Written instruction: Rewrite the lines from the start of the records through the line containing "x-tick-label: 14,000 bbox=[424, 438, 463, 451]" as a JSON list of strings, one string per line, leaving out any blank lines.

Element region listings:

--- BEGIN ---

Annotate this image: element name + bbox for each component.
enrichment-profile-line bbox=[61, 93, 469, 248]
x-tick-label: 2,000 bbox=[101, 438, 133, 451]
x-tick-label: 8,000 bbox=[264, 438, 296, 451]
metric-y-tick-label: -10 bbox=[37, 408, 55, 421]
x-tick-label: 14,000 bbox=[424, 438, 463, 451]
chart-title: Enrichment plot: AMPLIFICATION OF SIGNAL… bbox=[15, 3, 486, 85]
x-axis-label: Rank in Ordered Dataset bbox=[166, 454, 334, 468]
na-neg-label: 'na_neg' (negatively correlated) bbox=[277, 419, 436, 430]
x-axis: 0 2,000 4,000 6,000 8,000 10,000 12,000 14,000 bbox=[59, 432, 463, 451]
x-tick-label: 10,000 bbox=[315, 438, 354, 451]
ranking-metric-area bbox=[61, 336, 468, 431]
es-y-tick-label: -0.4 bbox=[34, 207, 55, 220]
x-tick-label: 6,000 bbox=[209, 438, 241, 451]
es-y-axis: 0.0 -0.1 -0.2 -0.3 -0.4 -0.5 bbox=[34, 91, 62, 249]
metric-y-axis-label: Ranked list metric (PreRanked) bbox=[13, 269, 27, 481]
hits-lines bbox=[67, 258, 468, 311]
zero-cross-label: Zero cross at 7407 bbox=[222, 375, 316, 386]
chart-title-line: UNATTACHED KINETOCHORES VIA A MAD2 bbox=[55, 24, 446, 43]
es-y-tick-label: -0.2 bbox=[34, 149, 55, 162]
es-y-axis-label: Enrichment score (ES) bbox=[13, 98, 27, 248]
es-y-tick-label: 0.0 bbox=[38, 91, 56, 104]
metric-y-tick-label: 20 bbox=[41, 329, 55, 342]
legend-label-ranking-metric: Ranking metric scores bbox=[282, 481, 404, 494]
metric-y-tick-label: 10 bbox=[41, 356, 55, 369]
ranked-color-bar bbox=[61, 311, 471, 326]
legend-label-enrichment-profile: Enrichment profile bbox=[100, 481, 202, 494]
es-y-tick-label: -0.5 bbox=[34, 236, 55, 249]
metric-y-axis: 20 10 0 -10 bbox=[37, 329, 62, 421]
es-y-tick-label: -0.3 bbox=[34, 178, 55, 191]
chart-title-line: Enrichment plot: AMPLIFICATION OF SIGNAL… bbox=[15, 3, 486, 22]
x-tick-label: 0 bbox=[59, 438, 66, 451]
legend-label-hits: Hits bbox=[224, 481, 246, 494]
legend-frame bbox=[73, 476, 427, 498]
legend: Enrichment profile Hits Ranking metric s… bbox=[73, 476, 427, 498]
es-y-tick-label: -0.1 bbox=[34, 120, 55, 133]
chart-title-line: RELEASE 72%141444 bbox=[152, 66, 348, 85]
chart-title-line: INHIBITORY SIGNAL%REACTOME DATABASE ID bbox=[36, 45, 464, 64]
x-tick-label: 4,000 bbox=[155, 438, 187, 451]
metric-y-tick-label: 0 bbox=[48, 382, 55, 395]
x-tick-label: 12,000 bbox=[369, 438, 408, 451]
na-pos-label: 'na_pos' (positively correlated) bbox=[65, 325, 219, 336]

--- END ---

Output for this exercise:
[
  "Annotate this image: element name + bbox for each component.",
  "enrichment-profile-line bbox=[61, 93, 469, 248]",
  "x-tick-label: 2,000 bbox=[101, 438, 133, 451]",
  "x-tick-label: 8,000 bbox=[264, 438, 296, 451]",
  "metric-y-tick-label: -10 bbox=[37, 408, 55, 421]",
  "x-tick-label: 14,000 bbox=[424, 438, 463, 451]"
]